▶ [Source]:
From the Collection:

D.C. Oral History Collaborative (DCOHC) is a citywide initiative to train community members in oral history skills, fund new and ongoing oral history projects, connect volunteers with oral history projects, and publicize existing oral history collections. DCOHC is a project of DC Public Library, HumanitiesDC, and the Historical Society of Washington, D.C. This collection contains oral history interviews, transcripts, and indexes produced by DCOHC grantees.

Dates

  • Creation: 2021-07-17

Creator

Language of Materials

English

Biographical / Historical

Michael Golash was born in Albany, New York where he formed his early political conscious observing the city's political machine. In 1965 he began graduate study at Columbia University, where he got involved in the social movements that were sweeping the country at that time. It was then that he decided to drop out of his graduate program in chemical engineering and dedicate his life to organizing workers. In 1978, he had only been driving busses in Washington, D.C. for two years when he helped to lead a strike that shut down the Metrobus system for 7 days and won the drivers a strong contract. In the decades since he has remained a strong advocate for labor rights, taking on various roles in the Metro union. Retiring from driving buses in 2010, he continued to agitate for workers' rights and communism, again taking an important role in supporting the 2019 Cinder Bed Road bus drivers' strike. Michael Golash continues to live in 16th Street Heights with his wife Deidre. They often play host to their grandchildren in their home near Rock Creek Park.

▶ [Set task 1]:
For each statement below, decide whether the oral history collection text supports it, answering yes or no and quoting the deciding words. (a) Michael Golash was born in Albany, New York. (b) The 1978 strike shut down the Metrobus system for ten days. (c) He retired from driving buses in 2010.

▶ [Entries provided]:
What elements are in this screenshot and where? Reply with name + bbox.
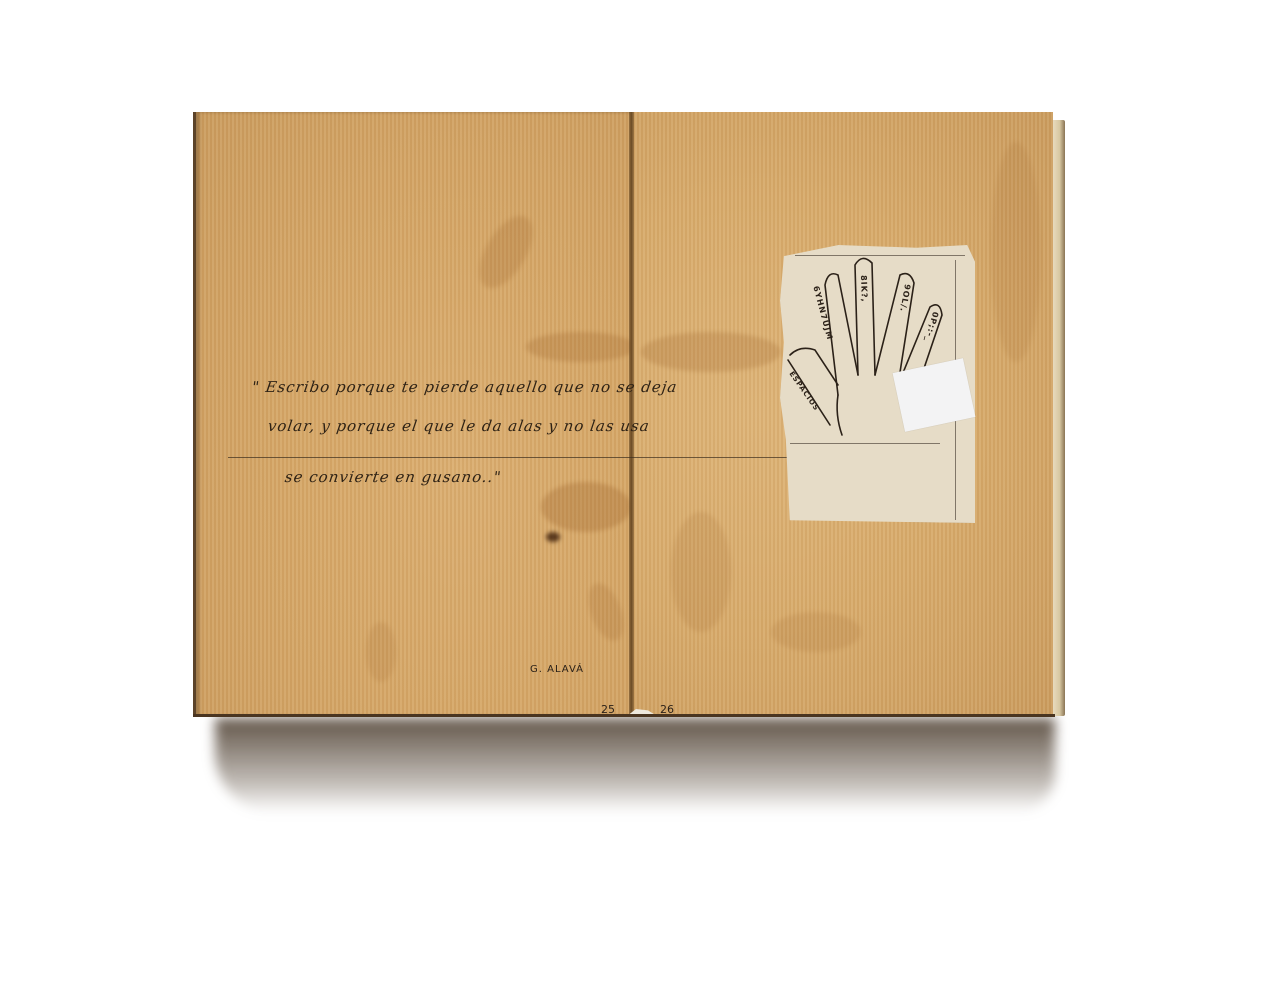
quote-line-1: " Escribo porque te pierde aquello que n… xyxy=(251,378,679,396)
artist-signature: G. ALAVÁ xyxy=(530,664,584,675)
stain xyxy=(582,579,631,646)
book-shadow xyxy=(215,718,1055,813)
stain xyxy=(671,512,731,632)
stain xyxy=(546,532,560,542)
stain xyxy=(991,142,1041,362)
stain xyxy=(541,482,631,532)
stain xyxy=(641,332,781,372)
stain xyxy=(469,207,544,296)
stain xyxy=(526,332,636,362)
left-page xyxy=(193,112,634,716)
book-bottom-edge xyxy=(193,714,1055,717)
quote-line-2: volar, y porque el que le da alas y no l… xyxy=(267,417,651,435)
book-gutter xyxy=(629,112,634,716)
stain xyxy=(771,612,861,652)
quote-line-3: se convierte en gusano.." xyxy=(284,468,503,486)
finger-label-middle: 8IK?, xyxy=(859,275,869,303)
stain xyxy=(366,622,396,682)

▶ [Set task 2]:
Reproduce the entries word for word, beginning at the line that has "que n… xyxy=(251,378,679,396)" and stopping after the line that has "stain xyxy=(641,332,781,372)".

▶ [Correct result 1]:
(a) Yes: "Michael Golash was born in Albany, New York"
(b) No: "shut down the Metrobus system for 7 days"
(c) Yes: "Retiring from driving buses in 2010"

▶ [Correct result 2]:
quote-line-1: " Escribo porque te pierde aquello que n… xyxy=(251,378,679,396)
artist-signature: G. ALAVÁ xyxy=(530,664,584,675)
stain xyxy=(582,579,631,646)
book-shadow xyxy=(215,718,1055,813)
stain xyxy=(671,512,731,632)
stain xyxy=(546,532,560,542)
stain xyxy=(991,142,1041,362)
stain xyxy=(541,482,631,532)
stain xyxy=(641,332,781,372)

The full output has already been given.